**PASSAGE**
=======
Open Access
Targeting treatment for optimal outcome
Author(s) -
Husted Steen E.
Publication year - 2000
Publication title -
clinical cardiology
Language(s) - English
Resource type - Journals
SCImago Journal Rank - 1.263
H-Index - 72
eISSN - 1932-8737
pISSN - 0160-9289
DOI - 10.1002/clc.4960231306
Subject(s) - medicine , unstable angina , myocardial infarction , coronary artery disease , clinical trial , chest pain , revascularization , acute coronary syndrome , risk stratification , disease , intensive care medicine , cardiology
Abstract Rapid assessment of patients presenting with acute chest pain is essential, in order to distinguish between those who have a life‐threatening condition, such as myocardial infarction or unstable angina, and the substantial proportion who do not have an acute coronary syndrome. It is thus of vital importance that reliable techniques are available to facilitate rapid risk stratification, as an aid to both clinical diagnosis and management strategy decisions. Assessments based on clinical findings, electrocardiographic monitoring, symptom‐limited exercise testing, and biochemical marker measurements, used either singly or in various combinations, can fulfill this role. The present paper reviews some of the recent data that demonstrate the value of these techniques. Very few studies allow conclusions to be drawn about optimal treatment strategies in relation to groups stratified according to prognostic markers, and the question of whether intense medical treatment or early invasive intervention is most beneficial is one that clinical trials have yet to address adequately. in the recently completed Fragmin and Fast Revascularization during InStability in Coronary artery disease (FRISC II) study, comparisons were made of clinical outcomes achieved with early invasive versus noninvasive (i.e., medical) management strategies, and with short‐term versus prolonged anticoagulation with dalteparin sodium (Fragmin ® ), in patients with unstable coronary artery disease. All study participants underwent symptom‐limited exercise testing and provided blood samples for measurements of biochemical markers; continuous electrocardiography monitoring and echocardiography were also performed in a high proportion of patients. Data from the FRISC II trial thus shed further light on the issue of risk stratification and its use to determine optimal treatment strategies.
=======
**ACTIVITY**
Translate this sentence from the abstract into Spanish: "The present paper reviews some of the recent data that demonstrate the value of these techniques." The material that comes next has no connection to the abstract.
=======
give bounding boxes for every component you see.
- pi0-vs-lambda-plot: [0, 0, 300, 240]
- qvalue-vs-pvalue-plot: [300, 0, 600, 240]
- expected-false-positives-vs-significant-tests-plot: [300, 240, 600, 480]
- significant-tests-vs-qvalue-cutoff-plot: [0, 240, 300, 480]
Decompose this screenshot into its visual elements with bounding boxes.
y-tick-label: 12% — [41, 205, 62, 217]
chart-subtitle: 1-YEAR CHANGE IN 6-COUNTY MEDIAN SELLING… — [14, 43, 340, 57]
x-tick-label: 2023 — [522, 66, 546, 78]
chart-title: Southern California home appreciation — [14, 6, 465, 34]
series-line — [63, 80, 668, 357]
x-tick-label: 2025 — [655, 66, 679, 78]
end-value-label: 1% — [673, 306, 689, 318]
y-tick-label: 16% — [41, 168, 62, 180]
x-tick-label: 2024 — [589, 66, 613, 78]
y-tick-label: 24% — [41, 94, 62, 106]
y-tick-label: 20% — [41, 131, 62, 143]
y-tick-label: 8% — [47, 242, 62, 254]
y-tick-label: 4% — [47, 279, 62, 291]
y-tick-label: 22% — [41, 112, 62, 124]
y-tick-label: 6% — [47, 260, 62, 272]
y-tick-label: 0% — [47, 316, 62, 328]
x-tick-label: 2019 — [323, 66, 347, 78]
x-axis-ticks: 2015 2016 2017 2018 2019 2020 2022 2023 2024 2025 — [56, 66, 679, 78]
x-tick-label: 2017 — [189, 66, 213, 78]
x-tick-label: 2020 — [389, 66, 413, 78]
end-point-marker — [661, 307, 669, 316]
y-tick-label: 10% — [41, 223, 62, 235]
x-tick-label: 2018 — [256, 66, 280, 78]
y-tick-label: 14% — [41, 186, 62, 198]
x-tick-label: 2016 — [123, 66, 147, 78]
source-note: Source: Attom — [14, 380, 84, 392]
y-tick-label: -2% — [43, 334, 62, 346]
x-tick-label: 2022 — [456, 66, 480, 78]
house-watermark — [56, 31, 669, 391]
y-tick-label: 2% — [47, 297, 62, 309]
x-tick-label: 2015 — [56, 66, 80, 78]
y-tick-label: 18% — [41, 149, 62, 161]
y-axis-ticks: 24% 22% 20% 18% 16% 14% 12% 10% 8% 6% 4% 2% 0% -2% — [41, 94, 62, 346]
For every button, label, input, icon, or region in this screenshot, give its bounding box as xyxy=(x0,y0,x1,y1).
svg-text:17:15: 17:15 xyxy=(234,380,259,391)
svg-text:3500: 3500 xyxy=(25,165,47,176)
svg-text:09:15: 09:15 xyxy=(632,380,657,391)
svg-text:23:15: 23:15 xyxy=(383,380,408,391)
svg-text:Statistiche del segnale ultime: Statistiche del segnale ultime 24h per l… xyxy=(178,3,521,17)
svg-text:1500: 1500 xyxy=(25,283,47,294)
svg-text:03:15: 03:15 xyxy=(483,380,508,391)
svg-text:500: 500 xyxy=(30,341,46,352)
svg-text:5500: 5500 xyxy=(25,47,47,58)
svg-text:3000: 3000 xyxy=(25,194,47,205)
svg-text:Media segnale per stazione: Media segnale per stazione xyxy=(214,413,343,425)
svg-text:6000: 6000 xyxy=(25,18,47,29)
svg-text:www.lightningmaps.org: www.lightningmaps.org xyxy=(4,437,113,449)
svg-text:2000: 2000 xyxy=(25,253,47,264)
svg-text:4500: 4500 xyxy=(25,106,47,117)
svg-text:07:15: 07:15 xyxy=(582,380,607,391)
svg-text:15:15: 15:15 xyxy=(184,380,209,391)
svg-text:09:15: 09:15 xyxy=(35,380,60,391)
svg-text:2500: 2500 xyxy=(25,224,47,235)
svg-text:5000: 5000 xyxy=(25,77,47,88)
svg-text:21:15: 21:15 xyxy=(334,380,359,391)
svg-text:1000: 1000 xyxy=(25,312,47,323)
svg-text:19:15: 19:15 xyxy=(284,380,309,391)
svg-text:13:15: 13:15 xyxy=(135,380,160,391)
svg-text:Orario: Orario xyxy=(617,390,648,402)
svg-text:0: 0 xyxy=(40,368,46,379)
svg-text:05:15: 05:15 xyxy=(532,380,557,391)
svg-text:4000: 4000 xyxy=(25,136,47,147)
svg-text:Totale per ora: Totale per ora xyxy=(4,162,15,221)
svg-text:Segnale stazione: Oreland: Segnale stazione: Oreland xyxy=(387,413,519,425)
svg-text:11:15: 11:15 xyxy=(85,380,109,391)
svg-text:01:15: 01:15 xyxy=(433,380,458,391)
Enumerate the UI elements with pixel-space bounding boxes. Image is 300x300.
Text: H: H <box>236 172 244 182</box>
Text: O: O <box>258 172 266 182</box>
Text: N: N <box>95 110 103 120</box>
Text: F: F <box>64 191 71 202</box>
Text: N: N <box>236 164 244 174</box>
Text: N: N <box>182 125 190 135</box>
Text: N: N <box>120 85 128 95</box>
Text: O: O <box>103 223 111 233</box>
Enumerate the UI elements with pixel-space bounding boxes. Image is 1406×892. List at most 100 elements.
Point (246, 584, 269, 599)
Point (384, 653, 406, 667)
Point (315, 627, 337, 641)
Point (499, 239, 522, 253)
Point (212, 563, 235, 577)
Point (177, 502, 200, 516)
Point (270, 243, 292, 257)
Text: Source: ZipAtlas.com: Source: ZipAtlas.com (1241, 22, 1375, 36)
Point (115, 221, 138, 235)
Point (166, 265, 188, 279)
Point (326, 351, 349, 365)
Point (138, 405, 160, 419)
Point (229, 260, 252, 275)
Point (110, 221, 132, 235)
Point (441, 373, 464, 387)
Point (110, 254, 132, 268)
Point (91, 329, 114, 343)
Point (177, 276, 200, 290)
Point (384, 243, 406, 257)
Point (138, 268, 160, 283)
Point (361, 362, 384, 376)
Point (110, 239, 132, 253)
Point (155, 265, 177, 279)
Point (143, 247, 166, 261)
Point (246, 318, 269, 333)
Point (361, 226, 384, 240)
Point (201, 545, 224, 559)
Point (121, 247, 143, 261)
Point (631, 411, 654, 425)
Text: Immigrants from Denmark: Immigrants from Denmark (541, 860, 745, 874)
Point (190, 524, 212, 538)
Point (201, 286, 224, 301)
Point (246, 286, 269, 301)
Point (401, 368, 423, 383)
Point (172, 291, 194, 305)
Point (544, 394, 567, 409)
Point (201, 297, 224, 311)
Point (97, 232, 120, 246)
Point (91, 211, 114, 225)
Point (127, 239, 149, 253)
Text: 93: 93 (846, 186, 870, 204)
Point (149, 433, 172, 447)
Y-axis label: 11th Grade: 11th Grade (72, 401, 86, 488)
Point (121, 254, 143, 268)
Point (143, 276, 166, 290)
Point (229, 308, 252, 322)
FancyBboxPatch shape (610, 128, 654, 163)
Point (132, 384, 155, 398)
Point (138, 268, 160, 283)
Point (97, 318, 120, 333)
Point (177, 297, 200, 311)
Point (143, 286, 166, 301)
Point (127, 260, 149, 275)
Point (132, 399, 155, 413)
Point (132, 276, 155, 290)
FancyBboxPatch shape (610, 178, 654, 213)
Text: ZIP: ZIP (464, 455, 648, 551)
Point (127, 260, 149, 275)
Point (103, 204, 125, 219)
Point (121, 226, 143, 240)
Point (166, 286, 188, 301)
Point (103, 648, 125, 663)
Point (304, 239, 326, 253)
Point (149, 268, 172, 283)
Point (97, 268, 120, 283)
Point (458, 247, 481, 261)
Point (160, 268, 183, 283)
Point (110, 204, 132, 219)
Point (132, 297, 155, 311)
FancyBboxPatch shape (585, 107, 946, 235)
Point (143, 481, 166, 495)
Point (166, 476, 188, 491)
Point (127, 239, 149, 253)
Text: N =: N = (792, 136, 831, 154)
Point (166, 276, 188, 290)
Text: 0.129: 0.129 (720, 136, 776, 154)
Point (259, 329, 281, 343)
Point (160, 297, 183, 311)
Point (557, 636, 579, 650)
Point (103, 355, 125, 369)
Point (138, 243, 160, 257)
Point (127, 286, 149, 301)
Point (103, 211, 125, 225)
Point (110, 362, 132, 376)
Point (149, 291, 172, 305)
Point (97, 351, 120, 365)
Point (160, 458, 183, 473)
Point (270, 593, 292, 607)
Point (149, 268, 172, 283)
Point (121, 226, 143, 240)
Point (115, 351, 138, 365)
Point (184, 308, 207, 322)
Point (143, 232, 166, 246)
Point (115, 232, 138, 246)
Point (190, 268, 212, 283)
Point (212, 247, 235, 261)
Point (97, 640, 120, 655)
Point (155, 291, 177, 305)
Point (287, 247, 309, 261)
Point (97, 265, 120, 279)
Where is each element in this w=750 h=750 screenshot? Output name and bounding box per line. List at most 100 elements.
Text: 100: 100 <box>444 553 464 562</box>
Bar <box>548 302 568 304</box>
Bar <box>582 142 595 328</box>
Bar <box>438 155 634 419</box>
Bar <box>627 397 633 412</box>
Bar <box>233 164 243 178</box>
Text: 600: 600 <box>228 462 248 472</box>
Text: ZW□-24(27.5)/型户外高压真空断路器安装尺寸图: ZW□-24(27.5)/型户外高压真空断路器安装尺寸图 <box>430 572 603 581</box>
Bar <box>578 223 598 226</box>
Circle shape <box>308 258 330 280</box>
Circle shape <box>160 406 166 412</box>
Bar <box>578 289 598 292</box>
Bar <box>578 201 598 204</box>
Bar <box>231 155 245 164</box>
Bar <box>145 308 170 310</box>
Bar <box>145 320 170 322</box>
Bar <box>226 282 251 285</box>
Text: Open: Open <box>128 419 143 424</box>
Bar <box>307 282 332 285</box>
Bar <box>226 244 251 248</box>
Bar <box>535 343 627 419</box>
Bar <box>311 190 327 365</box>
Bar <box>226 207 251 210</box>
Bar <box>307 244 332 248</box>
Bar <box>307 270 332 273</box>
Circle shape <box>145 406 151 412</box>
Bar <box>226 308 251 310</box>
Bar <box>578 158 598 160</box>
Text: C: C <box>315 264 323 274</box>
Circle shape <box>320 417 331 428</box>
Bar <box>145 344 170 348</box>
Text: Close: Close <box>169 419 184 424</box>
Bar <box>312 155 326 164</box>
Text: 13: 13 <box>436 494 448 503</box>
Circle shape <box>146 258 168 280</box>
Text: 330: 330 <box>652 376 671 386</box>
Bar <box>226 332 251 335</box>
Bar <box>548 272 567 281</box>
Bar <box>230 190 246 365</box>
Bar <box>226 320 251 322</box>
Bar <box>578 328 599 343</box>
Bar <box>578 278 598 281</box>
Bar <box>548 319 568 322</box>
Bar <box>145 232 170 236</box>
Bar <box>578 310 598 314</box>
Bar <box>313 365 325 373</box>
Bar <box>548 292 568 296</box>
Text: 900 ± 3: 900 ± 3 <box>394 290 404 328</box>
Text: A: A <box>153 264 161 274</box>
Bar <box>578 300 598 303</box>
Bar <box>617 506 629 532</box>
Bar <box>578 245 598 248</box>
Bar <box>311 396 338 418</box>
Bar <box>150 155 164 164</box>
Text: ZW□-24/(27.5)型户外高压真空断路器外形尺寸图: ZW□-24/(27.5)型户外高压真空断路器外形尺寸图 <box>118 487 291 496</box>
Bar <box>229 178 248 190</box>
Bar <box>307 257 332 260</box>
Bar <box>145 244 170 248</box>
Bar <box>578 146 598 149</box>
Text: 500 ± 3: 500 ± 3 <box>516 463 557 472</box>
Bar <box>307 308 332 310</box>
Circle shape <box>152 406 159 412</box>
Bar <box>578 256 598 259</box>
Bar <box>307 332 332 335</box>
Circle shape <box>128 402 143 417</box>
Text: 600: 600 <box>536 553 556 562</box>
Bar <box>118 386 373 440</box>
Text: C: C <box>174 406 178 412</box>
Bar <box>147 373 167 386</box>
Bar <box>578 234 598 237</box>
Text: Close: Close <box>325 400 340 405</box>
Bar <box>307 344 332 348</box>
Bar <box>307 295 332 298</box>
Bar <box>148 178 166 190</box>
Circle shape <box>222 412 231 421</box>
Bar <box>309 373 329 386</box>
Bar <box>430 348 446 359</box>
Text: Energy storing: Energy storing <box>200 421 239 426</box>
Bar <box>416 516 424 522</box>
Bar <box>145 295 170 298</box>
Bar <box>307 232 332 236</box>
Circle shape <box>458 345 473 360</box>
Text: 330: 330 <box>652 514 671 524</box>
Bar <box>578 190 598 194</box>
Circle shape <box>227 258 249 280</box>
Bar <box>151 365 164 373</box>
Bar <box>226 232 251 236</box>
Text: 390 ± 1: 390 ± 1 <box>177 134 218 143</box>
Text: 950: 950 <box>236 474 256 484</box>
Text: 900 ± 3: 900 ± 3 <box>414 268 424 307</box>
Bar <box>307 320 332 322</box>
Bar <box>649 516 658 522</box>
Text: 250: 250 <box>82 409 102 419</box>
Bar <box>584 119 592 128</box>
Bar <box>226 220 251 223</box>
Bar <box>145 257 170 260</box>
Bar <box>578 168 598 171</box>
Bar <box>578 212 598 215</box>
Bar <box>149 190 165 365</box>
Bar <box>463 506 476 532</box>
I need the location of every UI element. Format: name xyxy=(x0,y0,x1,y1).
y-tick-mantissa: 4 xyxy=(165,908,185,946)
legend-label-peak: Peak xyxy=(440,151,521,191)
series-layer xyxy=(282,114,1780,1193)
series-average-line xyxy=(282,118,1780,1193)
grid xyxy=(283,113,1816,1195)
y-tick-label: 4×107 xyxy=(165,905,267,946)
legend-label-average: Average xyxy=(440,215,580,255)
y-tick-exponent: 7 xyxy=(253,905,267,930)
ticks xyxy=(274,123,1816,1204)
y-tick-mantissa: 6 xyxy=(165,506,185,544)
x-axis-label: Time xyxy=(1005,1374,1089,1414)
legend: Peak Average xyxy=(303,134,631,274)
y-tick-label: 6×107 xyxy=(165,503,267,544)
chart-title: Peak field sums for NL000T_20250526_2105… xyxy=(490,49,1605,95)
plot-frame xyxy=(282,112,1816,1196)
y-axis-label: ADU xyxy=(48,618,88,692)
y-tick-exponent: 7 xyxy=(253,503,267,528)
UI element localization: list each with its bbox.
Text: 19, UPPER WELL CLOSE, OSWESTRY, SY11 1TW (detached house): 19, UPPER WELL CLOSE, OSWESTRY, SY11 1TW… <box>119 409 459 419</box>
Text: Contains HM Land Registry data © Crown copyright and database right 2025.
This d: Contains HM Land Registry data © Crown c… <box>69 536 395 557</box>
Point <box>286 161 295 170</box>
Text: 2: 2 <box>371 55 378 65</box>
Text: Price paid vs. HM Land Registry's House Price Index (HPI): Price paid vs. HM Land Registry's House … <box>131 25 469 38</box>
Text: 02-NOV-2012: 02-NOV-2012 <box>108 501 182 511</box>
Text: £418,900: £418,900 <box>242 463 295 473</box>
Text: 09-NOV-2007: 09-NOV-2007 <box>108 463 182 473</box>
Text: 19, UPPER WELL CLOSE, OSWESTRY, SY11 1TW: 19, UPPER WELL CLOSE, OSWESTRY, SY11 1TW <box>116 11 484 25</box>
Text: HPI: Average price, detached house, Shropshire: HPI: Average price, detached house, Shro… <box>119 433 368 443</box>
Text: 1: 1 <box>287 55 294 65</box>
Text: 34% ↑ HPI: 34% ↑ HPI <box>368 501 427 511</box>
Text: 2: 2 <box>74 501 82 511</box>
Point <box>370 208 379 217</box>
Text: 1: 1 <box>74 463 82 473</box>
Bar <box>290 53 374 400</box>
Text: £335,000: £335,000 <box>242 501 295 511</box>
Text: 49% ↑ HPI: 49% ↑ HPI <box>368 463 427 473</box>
=======
**SOLUTION FOR THIS PROBLEM**
El presente artículo revisa algunos de los datos recientes que demuestran el valor de estas técnicas.